## Task statement
Quote the entries in full, character for character, without their images.
— start Dataset excerpts —
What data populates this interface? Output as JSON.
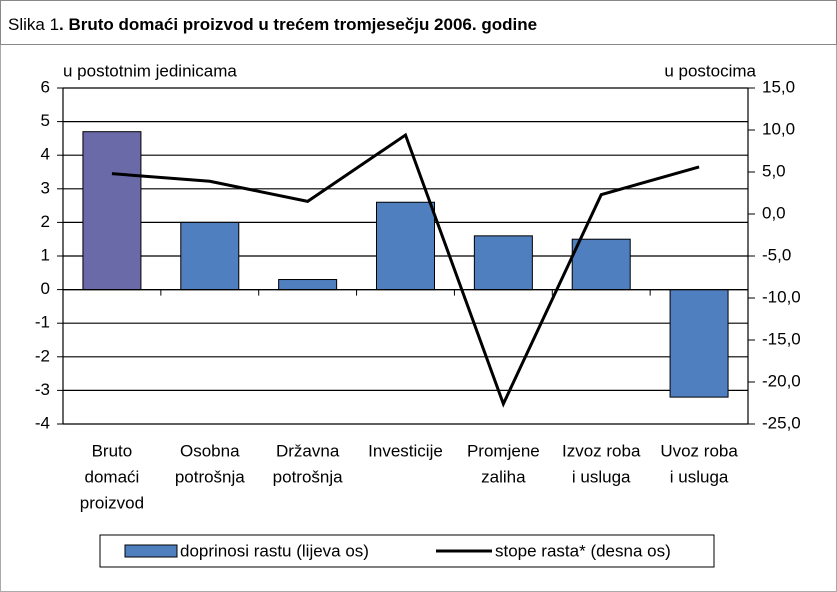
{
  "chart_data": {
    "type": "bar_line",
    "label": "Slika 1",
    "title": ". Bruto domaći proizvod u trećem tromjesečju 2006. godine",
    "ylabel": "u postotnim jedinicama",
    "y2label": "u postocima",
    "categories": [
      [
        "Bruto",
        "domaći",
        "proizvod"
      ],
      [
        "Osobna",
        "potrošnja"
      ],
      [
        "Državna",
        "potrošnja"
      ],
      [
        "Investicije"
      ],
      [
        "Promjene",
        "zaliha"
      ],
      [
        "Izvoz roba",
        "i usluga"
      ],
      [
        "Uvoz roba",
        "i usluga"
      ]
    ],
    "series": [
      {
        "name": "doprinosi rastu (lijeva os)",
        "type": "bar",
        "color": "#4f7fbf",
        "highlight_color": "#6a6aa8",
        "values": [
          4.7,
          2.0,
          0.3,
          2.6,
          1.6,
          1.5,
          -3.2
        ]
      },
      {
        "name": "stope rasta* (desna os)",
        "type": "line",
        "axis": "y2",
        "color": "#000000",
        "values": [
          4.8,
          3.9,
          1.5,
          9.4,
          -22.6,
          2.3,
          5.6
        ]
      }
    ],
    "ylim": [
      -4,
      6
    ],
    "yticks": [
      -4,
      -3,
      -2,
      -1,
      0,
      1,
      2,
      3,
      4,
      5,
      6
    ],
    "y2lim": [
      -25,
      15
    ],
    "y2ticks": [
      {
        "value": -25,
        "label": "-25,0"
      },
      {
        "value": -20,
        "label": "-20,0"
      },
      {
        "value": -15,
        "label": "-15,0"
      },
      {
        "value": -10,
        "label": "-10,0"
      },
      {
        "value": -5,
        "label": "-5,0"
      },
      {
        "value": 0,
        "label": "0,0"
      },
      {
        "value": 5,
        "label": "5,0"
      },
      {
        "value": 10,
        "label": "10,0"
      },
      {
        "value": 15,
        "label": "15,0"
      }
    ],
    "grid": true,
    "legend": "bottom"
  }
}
— end Dataset excerpts —
## Correct output
What data populates this interface? Output as JSON.
{
  "chart_data": {
    "type": "bar_line",
    "label": "Slika 1",
    "title": ". Bruto domaći proizvod u trećem tromjesečju 2006. godine",
    "ylabel": "u postotnim jedinicama",
    "y2label": "u postocima",
    "categories": [
      [
        "Bruto",
        "domaći",
        "proizvod"
      ],
      [
        "Osobna",
        "potrošnja"
      ],
      [
        "Državna",
        "potrošnja"
      ],
      [
        "Investicije"
      ],
      [
        "Promjene",
        "zaliha"
      ],
      [
        "Izvoz roba",
        "i usluga"
      ],
      [
        "Uvoz roba",
        "i usluga"
      ]
    ],
    "series": [
      {
        "name": "doprinosi rastu (lijeva os)",
        "type": "bar",
        "color": "#4f7fbf",
        "highlight_color": "#6a6aa8",
        "values": [
          4.7,
          2.0,
          0.3,
          2.6,
          1.6,
          1.5,
          -3.2
        ]
      },
      {
        "name": "stope rasta* (desna os)",
        "type": "line",
        "axis": "y2",
        "color": "#000000",
        "values": [
          4.8,
          3.9,
          1.5,
          9.4,
          -22.6,
          2.3,
          5.6
        ]
      }
    ],
    "ylim": [
      -4,
      6
    ],
    "yticks": [
      -4,
      -3,
      -2,
      -1,
      0,
      1,
      2,
      3,
      4,
      5,
      6
    ],
    "y2lim": [
      -25,
      15
    ],
    "y2ticks": [
      {
        "value": -25,
        "label": "-25,0"
      },
      {
        "value": -20,
        "label": "-20,0"
      },
      {
        "value": -15,
        "label": "-15,0"
      },
      {
        "value": -10,
        "label": "-10,0"
      },
      {
        "value": -5,
        "label": "-5,0"
      },
      {
        "value": 0,
        "label": "0,0"
      },
      {
        "value": 5,
        "label": "5,0"
      },
      {
        "value": 10,
        "label": "10,0"
      },
      {
        "value": 15,
        "label": "15,0"
      }
    ],
    "grid": true,
    "legend": "bottom"
  }
}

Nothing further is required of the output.